[begin Entries shown]

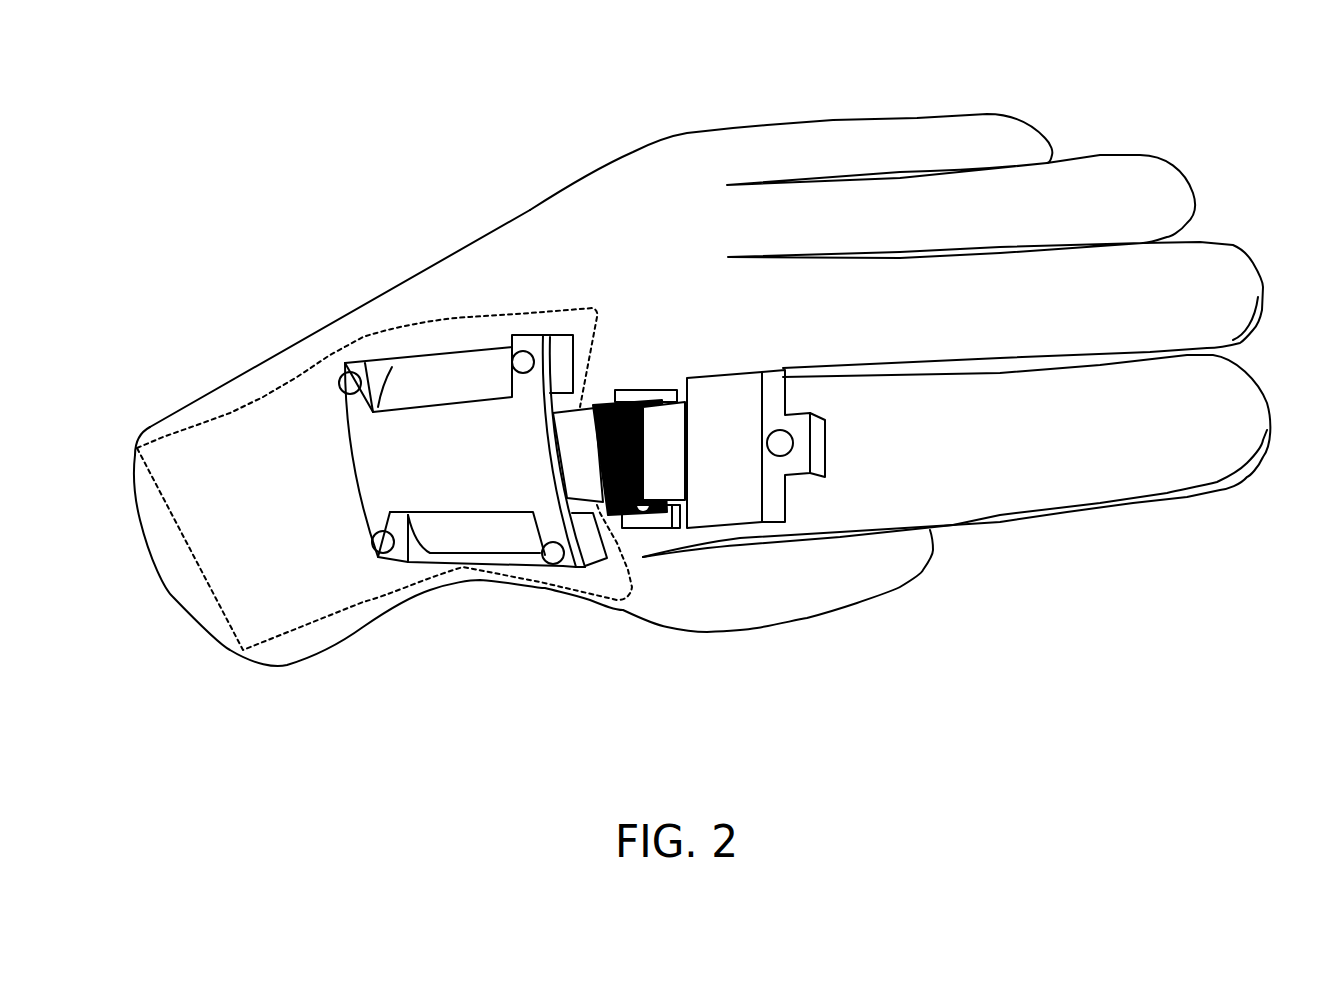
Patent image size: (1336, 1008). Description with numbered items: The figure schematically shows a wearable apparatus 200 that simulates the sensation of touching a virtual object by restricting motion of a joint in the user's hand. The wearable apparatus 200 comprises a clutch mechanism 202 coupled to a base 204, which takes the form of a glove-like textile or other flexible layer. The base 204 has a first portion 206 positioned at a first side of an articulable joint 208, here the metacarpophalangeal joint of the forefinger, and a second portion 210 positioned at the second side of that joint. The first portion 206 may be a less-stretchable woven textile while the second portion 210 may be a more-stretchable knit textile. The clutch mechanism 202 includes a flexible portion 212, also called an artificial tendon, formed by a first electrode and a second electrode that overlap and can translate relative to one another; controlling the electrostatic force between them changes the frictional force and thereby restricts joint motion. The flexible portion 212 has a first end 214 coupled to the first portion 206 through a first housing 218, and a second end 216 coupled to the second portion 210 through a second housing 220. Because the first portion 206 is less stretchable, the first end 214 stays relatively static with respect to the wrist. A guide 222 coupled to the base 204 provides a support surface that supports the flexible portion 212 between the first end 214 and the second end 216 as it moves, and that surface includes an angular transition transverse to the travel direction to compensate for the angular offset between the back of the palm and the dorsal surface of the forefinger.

[end Entries shown]
[begin Entries shown]

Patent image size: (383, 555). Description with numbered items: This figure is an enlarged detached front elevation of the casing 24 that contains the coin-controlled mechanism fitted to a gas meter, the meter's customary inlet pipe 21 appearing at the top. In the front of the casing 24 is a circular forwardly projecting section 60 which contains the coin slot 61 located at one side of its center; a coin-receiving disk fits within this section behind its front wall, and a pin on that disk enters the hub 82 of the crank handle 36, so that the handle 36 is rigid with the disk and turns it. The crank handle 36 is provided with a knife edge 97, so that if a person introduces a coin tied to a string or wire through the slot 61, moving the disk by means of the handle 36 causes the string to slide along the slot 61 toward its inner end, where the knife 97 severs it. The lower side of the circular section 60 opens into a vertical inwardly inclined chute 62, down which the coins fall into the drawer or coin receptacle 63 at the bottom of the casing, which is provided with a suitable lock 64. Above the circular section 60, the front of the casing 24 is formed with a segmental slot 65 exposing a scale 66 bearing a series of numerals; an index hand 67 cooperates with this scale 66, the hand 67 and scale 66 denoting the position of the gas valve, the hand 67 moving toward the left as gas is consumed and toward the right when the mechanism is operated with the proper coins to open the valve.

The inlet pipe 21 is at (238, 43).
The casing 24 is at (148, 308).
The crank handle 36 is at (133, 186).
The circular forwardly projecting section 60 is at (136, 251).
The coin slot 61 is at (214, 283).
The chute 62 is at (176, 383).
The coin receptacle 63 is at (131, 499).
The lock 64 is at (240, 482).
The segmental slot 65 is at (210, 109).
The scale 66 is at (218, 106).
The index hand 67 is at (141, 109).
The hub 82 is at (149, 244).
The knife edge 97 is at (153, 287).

[end Entries shown]
[begin Entries shown]

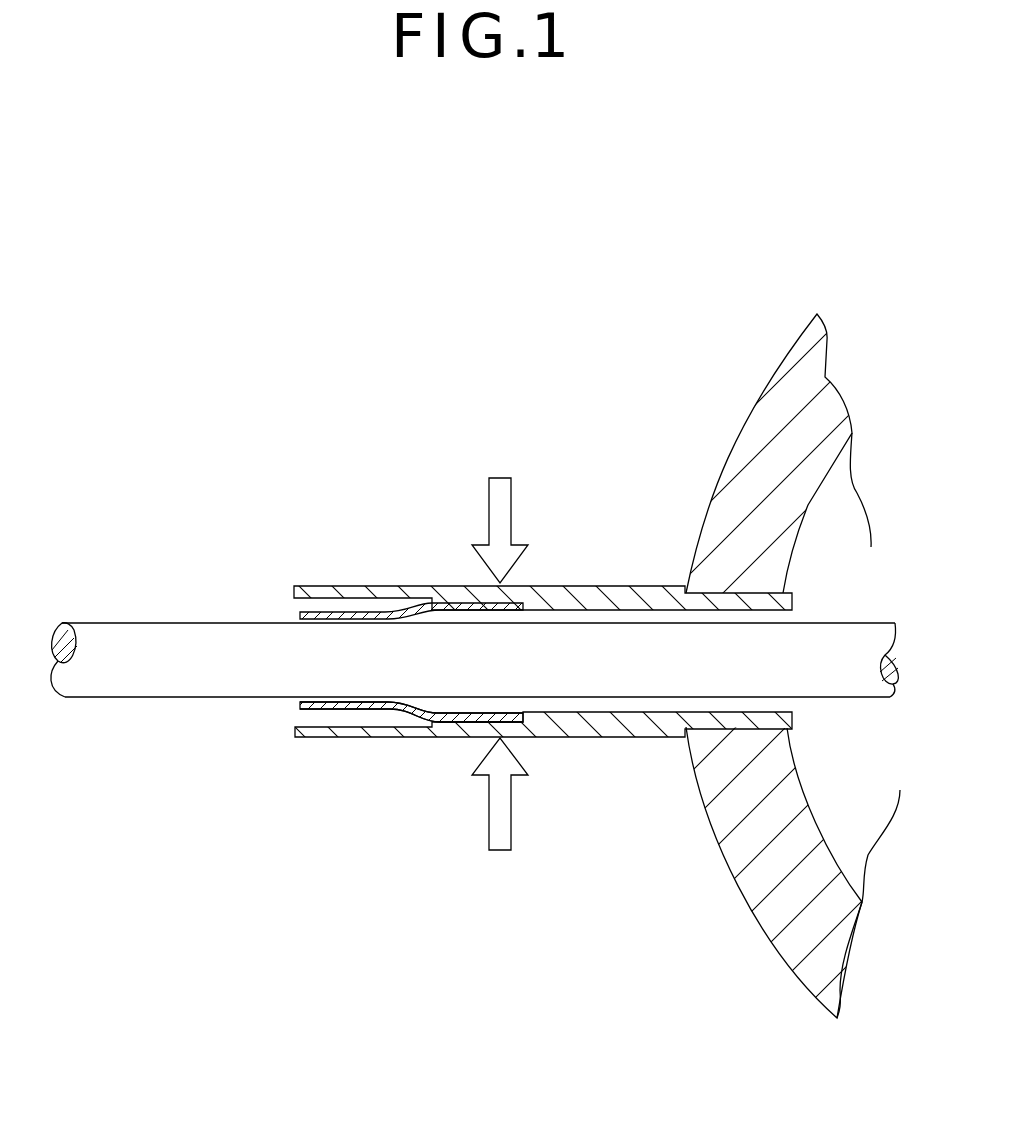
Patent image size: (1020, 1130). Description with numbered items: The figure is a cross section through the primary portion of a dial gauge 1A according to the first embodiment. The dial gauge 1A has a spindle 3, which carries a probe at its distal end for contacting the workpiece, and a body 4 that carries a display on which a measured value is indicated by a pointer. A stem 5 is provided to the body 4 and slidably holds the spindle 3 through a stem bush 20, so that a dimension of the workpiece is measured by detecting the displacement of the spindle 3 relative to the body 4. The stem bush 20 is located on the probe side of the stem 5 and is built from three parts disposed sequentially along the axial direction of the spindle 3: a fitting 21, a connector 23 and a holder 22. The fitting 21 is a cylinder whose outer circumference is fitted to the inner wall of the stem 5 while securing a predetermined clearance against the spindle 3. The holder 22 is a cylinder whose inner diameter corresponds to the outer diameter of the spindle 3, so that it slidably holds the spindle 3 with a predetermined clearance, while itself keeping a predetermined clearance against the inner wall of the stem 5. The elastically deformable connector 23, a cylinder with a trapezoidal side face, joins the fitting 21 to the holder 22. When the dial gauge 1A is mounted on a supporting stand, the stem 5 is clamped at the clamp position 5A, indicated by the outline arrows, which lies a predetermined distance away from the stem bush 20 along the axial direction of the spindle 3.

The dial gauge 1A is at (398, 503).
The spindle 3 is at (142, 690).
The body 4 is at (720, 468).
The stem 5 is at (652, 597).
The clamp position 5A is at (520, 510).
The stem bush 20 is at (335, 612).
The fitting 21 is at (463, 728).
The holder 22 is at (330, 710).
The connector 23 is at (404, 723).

[end Entries shown]

What this task involves: Update the lines from the one containing "Patent image size: (383, 555)." through the one containing "The index hand 67 is at (141, 109)." by replacing "coin-controlled mechanism" with "coin-operated mechanism", leaving everything else unchanged. Return only those lines.

Exercise answer:
Patent image size: (383, 555). Description with numbered items: This figure is an enlarged detached front elevation of the casing 24 that contains the coin-operated mechanism fitted to a gas meter, the meter's customary inlet pipe 21 appearing at the top. In the front of the casing 24 is a circular forwardly projecting section 60 which contains the coin slot 61 located at one side of its center; a coin-receiving disk fits within this section behind its front wall, and a pin on that disk enters the hub 82 of the crank handle 36, so that the handle 36 is rigid with the disk and turns it. The crank handle 36 is provided with a knife edge 97, so that if a person introduces a coin tied to a string or wire through the slot 61, moving the disk by means of the handle 36 causes the string to slide along the slot 61 toward its inner end, where the knife 97 severs it. The lower side of the circular section 60 opens into a vertical inwardly inclined chute 62, down which the coins fall into the drawer or coin receptacle 63 at the bottom of the casing, which is provided with a suitable lock 64. Above the circular section 60, the front of the casing 24 is formed with a segmental slot 65 exposing a scale 66 bearing a series of numerals; an index hand 67 cooperates with this scale 66, the hand 67 and scale 66 denoting the position of the gas valve, the hand 67 moving toward the left as gas is consumed and toward the right when the mechanism is operated with the proper coins to open the valve.

The inlet pipe 21 is at (238, 43).
The casing 24 is at (148, 308).
The crank handle 36 is at (133, 186).
The circular forwardly projecting section 60 is at (136, 251).
The coin slot 61 is at (214, 283).
The chute 62 is at (176, 383).
The coin receptacle 63 is at (131, 499).
The lock 64 is at (240, 482).
The segmental slot 65 is at (210, 109).
The scale 66 is at (218, 106).
The index hand 67 is at (141, 109).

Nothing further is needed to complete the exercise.